▸ Task inputs
◇ ◇ ◇ ◇ ◇ ◇ ◇

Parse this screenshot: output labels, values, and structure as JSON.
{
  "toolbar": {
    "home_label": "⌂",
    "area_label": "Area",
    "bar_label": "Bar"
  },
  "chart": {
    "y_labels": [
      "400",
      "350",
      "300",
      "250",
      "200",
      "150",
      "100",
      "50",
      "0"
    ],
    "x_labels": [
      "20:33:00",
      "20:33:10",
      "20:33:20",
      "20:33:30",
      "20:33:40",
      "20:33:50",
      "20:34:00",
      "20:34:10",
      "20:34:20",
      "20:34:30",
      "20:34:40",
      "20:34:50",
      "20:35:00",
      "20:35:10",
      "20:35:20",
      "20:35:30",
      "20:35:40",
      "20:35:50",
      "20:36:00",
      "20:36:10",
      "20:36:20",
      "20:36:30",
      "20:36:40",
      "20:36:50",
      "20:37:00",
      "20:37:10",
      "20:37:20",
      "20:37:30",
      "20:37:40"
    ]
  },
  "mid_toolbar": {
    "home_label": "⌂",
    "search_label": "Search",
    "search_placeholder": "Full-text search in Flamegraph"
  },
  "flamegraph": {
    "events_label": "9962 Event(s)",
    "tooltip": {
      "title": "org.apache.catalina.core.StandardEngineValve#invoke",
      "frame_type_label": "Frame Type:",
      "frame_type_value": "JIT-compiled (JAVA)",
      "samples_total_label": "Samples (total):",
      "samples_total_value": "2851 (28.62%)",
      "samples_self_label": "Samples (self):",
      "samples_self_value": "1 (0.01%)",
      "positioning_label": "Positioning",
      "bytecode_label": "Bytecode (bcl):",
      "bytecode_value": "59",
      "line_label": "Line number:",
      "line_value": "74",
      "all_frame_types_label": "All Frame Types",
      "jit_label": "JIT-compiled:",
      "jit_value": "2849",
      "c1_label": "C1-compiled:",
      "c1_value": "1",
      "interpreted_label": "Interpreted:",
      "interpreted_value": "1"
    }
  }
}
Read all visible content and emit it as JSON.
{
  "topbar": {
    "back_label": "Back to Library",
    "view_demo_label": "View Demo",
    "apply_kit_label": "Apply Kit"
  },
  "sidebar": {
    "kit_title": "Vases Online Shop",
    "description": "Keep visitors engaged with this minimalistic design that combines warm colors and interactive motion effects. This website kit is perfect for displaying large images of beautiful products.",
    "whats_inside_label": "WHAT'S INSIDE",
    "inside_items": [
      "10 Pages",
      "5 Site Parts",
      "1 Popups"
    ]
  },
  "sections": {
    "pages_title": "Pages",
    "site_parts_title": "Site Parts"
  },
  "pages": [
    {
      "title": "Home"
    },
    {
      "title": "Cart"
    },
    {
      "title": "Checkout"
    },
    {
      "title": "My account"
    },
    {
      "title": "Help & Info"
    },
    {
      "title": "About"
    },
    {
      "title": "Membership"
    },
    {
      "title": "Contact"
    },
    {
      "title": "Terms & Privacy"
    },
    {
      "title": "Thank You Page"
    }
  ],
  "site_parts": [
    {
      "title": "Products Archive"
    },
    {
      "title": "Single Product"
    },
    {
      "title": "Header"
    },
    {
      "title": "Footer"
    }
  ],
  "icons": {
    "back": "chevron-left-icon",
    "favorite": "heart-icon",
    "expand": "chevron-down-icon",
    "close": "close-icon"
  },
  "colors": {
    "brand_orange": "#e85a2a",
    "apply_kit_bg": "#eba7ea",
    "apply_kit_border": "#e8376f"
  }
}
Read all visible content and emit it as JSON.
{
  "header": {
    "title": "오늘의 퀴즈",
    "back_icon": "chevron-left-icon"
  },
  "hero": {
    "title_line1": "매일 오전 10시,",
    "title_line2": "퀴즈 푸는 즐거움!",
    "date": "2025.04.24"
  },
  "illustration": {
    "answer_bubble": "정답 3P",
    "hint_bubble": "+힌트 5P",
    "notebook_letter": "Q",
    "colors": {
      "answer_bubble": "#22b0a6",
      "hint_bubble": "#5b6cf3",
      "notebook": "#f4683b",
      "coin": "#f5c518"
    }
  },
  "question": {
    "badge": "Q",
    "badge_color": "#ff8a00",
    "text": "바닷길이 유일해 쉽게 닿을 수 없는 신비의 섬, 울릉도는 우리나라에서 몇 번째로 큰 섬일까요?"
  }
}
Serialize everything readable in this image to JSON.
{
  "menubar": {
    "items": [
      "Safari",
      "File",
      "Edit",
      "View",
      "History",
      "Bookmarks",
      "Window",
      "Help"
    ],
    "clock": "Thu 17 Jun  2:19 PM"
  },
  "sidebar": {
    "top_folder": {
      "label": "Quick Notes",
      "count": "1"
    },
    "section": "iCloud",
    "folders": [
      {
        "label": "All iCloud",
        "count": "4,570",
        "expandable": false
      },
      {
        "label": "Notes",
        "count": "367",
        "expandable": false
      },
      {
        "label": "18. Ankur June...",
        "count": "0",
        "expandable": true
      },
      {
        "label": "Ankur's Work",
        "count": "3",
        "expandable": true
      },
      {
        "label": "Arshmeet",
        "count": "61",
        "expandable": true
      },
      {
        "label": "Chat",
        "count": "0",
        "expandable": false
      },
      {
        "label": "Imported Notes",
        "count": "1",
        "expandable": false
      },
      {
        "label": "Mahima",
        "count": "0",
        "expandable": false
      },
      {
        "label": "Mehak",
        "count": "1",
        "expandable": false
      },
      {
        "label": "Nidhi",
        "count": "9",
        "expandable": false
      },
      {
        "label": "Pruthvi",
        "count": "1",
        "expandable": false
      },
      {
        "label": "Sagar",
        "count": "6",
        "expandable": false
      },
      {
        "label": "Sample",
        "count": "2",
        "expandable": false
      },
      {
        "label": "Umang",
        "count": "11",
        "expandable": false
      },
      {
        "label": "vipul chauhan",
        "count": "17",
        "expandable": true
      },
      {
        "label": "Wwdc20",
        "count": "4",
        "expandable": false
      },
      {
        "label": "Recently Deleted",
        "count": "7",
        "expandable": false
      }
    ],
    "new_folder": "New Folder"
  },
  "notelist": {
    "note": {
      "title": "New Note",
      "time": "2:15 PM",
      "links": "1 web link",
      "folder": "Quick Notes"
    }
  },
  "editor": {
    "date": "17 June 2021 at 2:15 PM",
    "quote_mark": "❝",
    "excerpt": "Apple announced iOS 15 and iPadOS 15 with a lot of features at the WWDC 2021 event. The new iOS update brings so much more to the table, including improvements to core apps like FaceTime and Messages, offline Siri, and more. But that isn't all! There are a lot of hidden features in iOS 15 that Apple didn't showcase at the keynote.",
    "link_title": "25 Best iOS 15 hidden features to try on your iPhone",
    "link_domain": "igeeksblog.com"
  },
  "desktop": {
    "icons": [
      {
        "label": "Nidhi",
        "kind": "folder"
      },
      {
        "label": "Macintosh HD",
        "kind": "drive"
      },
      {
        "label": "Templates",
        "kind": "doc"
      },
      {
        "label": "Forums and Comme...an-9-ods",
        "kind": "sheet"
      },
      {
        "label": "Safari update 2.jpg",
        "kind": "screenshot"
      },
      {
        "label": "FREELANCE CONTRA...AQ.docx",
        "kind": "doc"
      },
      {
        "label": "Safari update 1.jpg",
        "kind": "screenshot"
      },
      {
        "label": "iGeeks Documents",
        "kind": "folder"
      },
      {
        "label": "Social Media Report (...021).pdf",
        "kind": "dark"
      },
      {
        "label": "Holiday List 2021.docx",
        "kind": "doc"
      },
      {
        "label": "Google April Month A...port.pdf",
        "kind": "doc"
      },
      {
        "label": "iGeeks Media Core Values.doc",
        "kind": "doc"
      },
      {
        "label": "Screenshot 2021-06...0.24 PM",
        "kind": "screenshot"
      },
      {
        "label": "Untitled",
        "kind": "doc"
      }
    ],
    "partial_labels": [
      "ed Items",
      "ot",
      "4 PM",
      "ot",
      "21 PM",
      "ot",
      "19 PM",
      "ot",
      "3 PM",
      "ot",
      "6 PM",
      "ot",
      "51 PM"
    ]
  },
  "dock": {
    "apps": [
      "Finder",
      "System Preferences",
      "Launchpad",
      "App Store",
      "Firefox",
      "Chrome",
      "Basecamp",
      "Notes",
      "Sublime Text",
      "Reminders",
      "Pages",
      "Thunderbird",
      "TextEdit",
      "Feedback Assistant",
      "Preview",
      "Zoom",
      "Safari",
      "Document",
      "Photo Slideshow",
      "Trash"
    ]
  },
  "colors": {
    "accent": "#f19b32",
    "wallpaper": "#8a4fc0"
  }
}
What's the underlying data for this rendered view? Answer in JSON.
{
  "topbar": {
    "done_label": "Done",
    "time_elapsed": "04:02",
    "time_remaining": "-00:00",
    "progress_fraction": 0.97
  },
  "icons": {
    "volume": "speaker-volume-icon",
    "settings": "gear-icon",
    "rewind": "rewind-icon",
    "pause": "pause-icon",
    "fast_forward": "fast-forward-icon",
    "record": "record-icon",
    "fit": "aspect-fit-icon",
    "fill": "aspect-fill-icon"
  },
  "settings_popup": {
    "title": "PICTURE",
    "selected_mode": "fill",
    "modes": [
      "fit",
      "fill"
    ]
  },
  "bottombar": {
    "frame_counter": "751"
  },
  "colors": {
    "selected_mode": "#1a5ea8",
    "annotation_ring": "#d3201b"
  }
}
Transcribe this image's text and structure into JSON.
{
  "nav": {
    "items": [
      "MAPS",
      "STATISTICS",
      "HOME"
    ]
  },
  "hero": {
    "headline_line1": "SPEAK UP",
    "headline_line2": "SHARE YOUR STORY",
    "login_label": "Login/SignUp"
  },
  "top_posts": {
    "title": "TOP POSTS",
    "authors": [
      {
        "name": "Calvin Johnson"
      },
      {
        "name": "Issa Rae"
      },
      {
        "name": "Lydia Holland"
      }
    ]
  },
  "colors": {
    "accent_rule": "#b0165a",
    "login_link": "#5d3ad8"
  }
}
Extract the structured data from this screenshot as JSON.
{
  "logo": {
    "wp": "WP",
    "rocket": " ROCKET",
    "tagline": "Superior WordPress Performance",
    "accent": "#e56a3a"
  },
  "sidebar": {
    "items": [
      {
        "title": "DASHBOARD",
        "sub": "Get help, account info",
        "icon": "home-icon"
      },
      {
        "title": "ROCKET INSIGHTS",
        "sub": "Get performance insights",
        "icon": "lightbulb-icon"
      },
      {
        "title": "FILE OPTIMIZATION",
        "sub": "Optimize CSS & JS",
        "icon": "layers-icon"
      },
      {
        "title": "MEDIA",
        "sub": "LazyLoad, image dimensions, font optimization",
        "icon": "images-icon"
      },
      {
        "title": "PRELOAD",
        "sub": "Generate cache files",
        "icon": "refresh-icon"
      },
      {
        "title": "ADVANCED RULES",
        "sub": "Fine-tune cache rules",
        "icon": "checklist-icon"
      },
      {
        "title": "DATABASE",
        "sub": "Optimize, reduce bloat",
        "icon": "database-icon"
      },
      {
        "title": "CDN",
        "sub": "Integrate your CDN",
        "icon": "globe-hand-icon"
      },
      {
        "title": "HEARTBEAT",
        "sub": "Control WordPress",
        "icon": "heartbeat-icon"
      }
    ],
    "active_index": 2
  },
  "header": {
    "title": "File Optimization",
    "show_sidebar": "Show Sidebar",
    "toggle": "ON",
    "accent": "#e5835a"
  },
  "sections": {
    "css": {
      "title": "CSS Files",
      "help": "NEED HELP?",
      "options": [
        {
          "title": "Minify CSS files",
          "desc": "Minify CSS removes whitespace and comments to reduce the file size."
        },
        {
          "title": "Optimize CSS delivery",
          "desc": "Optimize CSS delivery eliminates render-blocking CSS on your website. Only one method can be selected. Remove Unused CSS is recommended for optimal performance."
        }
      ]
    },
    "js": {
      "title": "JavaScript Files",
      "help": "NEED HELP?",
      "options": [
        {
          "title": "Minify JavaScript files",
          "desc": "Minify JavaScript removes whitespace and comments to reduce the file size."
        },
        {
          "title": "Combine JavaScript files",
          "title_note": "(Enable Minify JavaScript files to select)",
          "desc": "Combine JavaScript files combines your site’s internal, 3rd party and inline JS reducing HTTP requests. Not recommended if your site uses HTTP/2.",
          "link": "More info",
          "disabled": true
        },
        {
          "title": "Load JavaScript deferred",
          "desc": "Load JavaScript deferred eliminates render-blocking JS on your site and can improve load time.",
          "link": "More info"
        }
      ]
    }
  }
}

◇ ◇ ◇ ◇ ◇ ◇ ◇

Gather every line from the listing above in which "compiled" appears, and copy those lines.

      "frame_type_value": "JIT-compiled (JAVA)",
      "jit_label": "JIT-compiled:",
      "c1_label": "C1-compiled:",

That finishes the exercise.